start RECORDS TO USE
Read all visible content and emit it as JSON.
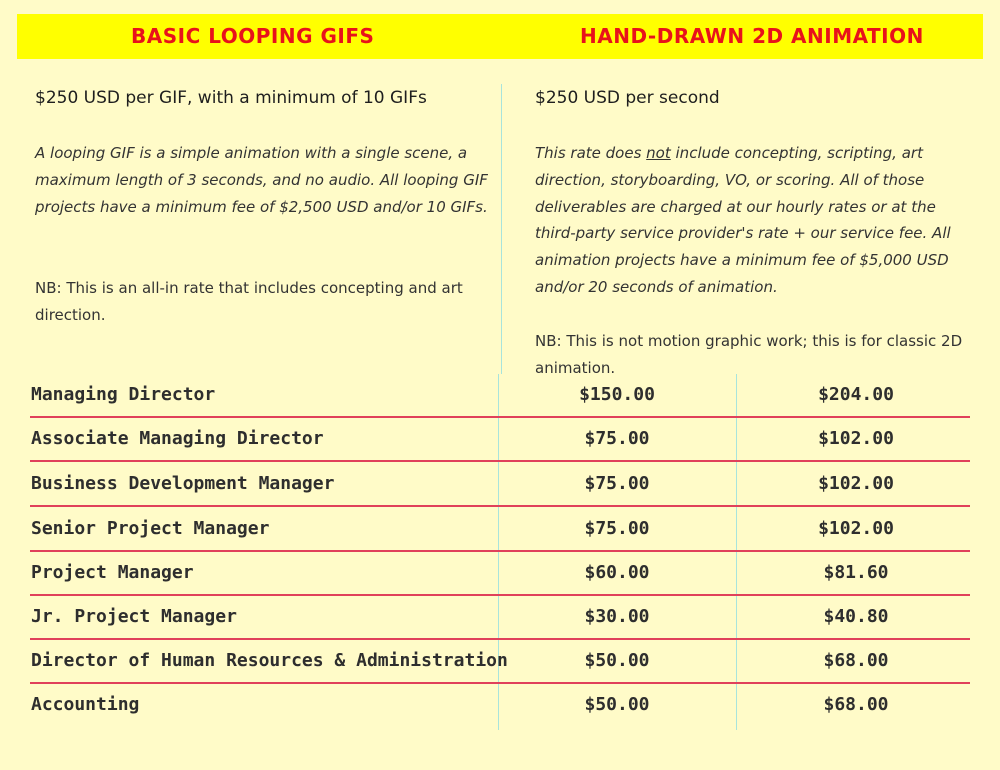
{
  "header": {
    "left_title": "BASIC LOOPING GIFS",
    "right_title": "HAND-DRAWN 2D ANIMATION",
    "band_color": "#ffff00",
    "title_color": "#e8121b"
  },
  "left_column": {
    "price": "$250 USD per GIF, with a minimum of 10 GIFs",
    "description": "A looping GIF is a simple animation with a single scene, a maximum length of 3 seconds, and no audio. All looping GIF projects have a minimum fee of $2,500 USD and/or 10 GIFs.",
    "note": "NB: This is an all-in rate that includes concepting and art direction."
  },
  "right_column": {
    "price": "$250 USD per second",
    "description_pre": "This rate does ",
    "description_underlined": "not",
    "description_post": " include concepting, scripting, art direction, storyboarding, VO, or scoring. All of those deliverables are charged at our hourly rates or at the third-party service provider's rate + our service fee. All animation projects have a minimum fee of $5,000 USD and/or 20 seconds of animation.",
    "note": "NB: This is not motion graphic work; this is for classic 2D animation."
  },
  "rates_table": {
    "rows": [
      {
        "role": "Managing Director",
        "rate1": "$150.00",
        "rate2": "$204.00"
      },
      {
        "role": "Associate Managing Director",
        "rate1": "$75.00",
        "rate2": "$102.00"
      },
      {
        "role": "Business Development Manager",
        "rate1": "$75.00",
        "rate2": "$102.00"
      },
      {
        "role": "Senior Project Manager",
        "rate1": "$75.00",
        "rate2": "$102.00"
      },
      {
        "role": "Project Manager",
        "rate1": "$60.00",
        "rate2": "$81.60"
      },
      {
        "role": "Jr. Project Manager",
        "rate1": "$30.00",
        "rate2": "$40.80"
      },
      {
        "role": "Director of Human Resources & Administration",
        "rate1": "$50.00",
        "rate2": "$68.00"
      },
      {
        "role": "Accounting",
        "rate1": "$50.00",
        "rate2": "$68.00"
      }
    ],
    "row_line_color": "#e0405a",
    "divider_color": "#a8e4dc"
  }
}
end RECORDS TO USE
Omit the pictures and output all of the other material exactly.

* FINISHED EXERCISE:
Read all visible content and emit it as JSON.
{
  "header": {
    "left_title": "BASIC LOOPING GIFS",
    "right_title": "HAND-DRAWN 2D ANIMATION",
    "band_color": "#ffff00",
    "title_color": "#e8121b"
  },
  "left_column": {
    "price": "$250 USD per GIF, with a minimum of 10 GIFs",
    "description": "A looping GIF is a simple animation with a single scene, a maximum length of 3 seconds, and no audio. All looping GIF projects have a minimum fee of $2,500 USD and/or 10 GIFs.",
    "note": "NB: This is an all-in rate that includes concepting and art direction."
  },
  "right_column": {
    "price": "$250 USD per second",
    "description_pre": "This rate does ",
    "description_underlined": "not",
    "description_post": " include concepting, scripting, art direction, storyboarding, VO, or scoring. All of those deliverables are charged at our hourly rates or at the third-party service provider's rate + our service fee. All animation projects have a minimum fee of $5,000 USD and/or 20 seconds of animation.",
    "note": "NB: This is not motion graphic work; this is for classic 2D animation."
  },
  "rates_table": {
    "rows": [
      {
        "role": "Managing Director",
        "rate1": "$150.00",
        "rate2": "$204.00"
      },
      {
        "role": "Associate Managing Director",
        "rate1": "$75.00",
        "rate2": "$102.00"
      },
      {
        "role": "Business Development Manager",
        "rate1": "$75.00",
        "rate2": "$102.00"
      },
      {
        "role": "Senior Project Manager",
        "rate1": "$75.00",
        "rate2": "$102.00"
      },
      {
        "role": "Project Manager",
        "rate1": "$60.00",
        "rate2": "$81.60"
      },
      {
        "role": "Jr. Project Manager",
        "rate1": "$30.00",
        "rate2": "$40.80"
      },
      {
        "role": "Director of Human Resources & Administration",
        "rate1": "$50.00",
        "rate2": "$68.00"
      },
      {
        "role": "Accounting",
        "rate1": "$50.00",
        "rate2": "$68.00"
      }
    ],
    "row_line_color": "#e0405a",
    "divider_color": "#a8e4dc"
  }
}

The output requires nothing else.